Items from a dataset →
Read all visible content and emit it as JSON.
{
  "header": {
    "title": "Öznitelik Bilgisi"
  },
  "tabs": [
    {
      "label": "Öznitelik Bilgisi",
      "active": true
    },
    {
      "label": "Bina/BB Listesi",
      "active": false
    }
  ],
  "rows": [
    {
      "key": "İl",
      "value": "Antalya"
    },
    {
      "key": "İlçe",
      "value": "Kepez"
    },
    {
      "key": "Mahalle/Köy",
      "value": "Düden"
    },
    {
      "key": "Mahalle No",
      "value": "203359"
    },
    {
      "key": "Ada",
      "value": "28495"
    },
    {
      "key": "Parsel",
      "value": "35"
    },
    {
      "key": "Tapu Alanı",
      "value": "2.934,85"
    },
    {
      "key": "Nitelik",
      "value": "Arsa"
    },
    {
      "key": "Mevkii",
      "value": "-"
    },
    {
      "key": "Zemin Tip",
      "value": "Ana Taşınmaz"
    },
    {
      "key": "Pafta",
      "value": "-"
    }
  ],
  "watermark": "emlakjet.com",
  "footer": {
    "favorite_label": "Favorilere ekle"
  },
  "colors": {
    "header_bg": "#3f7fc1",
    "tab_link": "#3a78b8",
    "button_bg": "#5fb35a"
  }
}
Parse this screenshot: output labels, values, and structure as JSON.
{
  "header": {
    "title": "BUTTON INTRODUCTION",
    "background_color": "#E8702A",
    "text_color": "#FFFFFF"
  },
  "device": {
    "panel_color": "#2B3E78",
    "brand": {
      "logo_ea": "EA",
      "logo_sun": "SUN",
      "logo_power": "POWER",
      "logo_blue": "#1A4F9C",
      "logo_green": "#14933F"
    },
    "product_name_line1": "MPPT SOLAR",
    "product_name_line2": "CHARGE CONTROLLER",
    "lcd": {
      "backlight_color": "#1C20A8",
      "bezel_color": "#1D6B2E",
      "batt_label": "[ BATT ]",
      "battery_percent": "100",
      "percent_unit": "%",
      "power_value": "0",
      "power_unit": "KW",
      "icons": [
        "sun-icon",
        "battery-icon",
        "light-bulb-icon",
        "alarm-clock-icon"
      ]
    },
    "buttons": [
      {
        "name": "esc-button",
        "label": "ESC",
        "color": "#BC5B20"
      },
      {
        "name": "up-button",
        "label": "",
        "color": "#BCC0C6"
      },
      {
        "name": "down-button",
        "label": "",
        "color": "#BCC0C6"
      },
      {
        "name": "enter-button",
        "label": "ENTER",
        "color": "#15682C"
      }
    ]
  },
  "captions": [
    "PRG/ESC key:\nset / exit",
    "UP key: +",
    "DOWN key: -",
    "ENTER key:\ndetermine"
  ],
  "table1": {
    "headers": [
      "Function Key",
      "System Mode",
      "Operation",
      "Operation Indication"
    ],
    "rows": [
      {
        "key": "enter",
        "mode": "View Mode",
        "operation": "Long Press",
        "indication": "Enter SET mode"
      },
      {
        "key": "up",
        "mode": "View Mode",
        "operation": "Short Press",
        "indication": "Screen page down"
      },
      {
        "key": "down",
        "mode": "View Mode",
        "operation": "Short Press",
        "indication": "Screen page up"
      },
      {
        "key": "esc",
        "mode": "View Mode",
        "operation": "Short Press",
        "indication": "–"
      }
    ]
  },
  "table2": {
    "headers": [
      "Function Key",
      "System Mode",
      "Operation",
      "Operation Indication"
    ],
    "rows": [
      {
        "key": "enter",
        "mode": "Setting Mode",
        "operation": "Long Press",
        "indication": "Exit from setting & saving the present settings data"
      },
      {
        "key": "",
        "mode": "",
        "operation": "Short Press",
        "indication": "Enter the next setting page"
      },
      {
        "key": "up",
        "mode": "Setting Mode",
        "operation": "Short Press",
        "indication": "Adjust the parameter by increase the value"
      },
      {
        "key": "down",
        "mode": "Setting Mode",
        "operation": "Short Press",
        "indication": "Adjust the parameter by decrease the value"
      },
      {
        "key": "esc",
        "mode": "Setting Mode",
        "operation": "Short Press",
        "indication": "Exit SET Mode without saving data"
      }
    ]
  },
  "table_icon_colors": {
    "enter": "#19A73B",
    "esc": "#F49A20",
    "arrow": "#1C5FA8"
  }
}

GIVEN PROBLEM →
Output all of the data again. Match it exactly.

SOLUTION →
Read all visible content and emit it as JSON.
{
  "header": {
    "title": "Öznitelik Bilgisi"
  },
  "tabs": [
    {
      "label": "Öznitelik Bilgisi",
      "active": true
    },
    {
      "label": "Bina/BB Listesi",
      "active": false
    }
  ],
  "rows": [
    {
      "key": "İl",
      "value": "Antalya"
    },
    {
      "key": "İlçe",
      "value": "Kepez"
    },
    {
      "key": "Mahalle/Köy",
      "value": "Düden"
    },
    {
      "key": "Mahalle No",
      "value": "203359"
    },
    {
      "key": "Ada",
      "value": "28495"
    },
    {
      "key": "Parsel",
      "value": "35"
    },
    {
      "key": "Tapu Alanı",
      "value": "2.934,85"
    },
    {
      "key": "Nitelik",
      "value": "Arsa"
    },
    {
      "key": "Mevkii",
      "value": "-"
    },
    {
      "key": "Zemin Tip",
      "value": "Ana Taşınmaz"
    },
    {
      "key": "Pafta",
      "value": "-"
    }
  ],
  "watermark": "emlakjet.com",
  "footer": {
    "favorite_label": "Favorilere ekle"
  },
  "colors": {
    "header_bg": "#3f7fc1",
    "tab_link": "#3a78b8",
    "button_bg": "#5fb35a"
  }
}
Parse this screenshot: output labels, values, and structure as JSON.
{
  "header": {
    "title": "BUTTON INTRODUCTION",
    "background_color": "#E8702A",
    "text_color": "#FFFFFF"
  },
  "device": {
    "panel_color": "#2B3E78",
    "brand": {
      "logo_ea": "EA",
      "logo_sun": "SUN",
      "logo_power": "POWER",
      "logo_blue": "#1A4F9C",
      "logo_green": "#14933F"
    },
    "product_name_line1": "MPPT SOLAR",
    "product_name_line2": "CHARGE CONTROLLER",
    "lcd": {
      "backlight_color": "#1C20A8",
      "bezel_color": "#1D6B2E",
      "batt_label": "[ BATT ]",
      "battery_percent": "100",
      "percent_unit": "%",
      "power_value": "0",
      "power_unit": "KW",
      "icons": [
        "sun-icon",
        "battery-icon",
        "light-bulb-icon",
        "alarm-clock-icon"
      ]
    },
    "buttons": [
      {
        "name": "esc-button",
        "label": "ESC",
        "color": "#BC5B20"
      },
      {
        "name": "up-button",
        "label": "",
        "color": "#BCC0C6"
      },
      {
        "name": "down-button",
        "label": "",
        "color": "#BCC0C6"
      },
      {
        "name": "enter-button",
        "label": "ENTER",
        "color": "#15682C"
      }
    ]
  },
  "captions": [
    "PRG/ESC key:\nset / exit",
    "UP key: +",
    "DOWN key: -",
    "ENTER key:\ndetermine"
  ],
  "table1": {
    "headers": [
      "Function Key",
      "System Mode",
      "Operation",
      "Operation Indication"
    ],
    "rows": [
      {
        "key": "enter",
        "mode": "View Mode",
        "operation": "Long Press",
        "indication": "Enter SET mode"
      },
      {
        "key": "up",
        "mode": "View Mode",
        "operation": "Short Press",
        "indication": "Screen page down"
      },
      {
        "key": "down",
        "mode": "View Mode",
        "operation": "Short Press",
        "indication": "Screen page up"
      },
      {
        "key": "esc",
        "mode": "View Mode",
        "operation": "Short Press",
        "indication": "–"
      }
    ]
  },
  "table2": {
    "headers": [
      "Function Key",
      "System Mode",
      "Operation",
      "Operation Indication"
    ],
    "rows": [
      {
        "key": "enter",
        "mode": "Setting Mode",
        "operation": "Long Press",
        "indication": "Exit from setting & saving the present settings data"
      },
      {
        "key": "",
        "mode": "",
        "operation": "Short Press",
        "indication": "Enter the next setting page"
      },
      {
        "key": "up",
        "mode": "Setting Mode",
        "operation": "Short Press",
        "indication": "Adjust the parameter by increase the value"
      },
      {
        "key": "down",
        "mode": "Setting Mode",
        "operation": "Short Press",
        "indication": "Adjust the parameter by decrease the value"
      },
      {
        "key": "esc",
        "mode": "Setting Mode",
        "operation": "Short Press",
        "indication": "Exit SET Mode without saving data"
      }
    ]
  },
  "table_icon_colors": {
    "enter": "#19A73B",
    "esc": "#F49A20",
    "arrow": "#1C5FA8"
  }
}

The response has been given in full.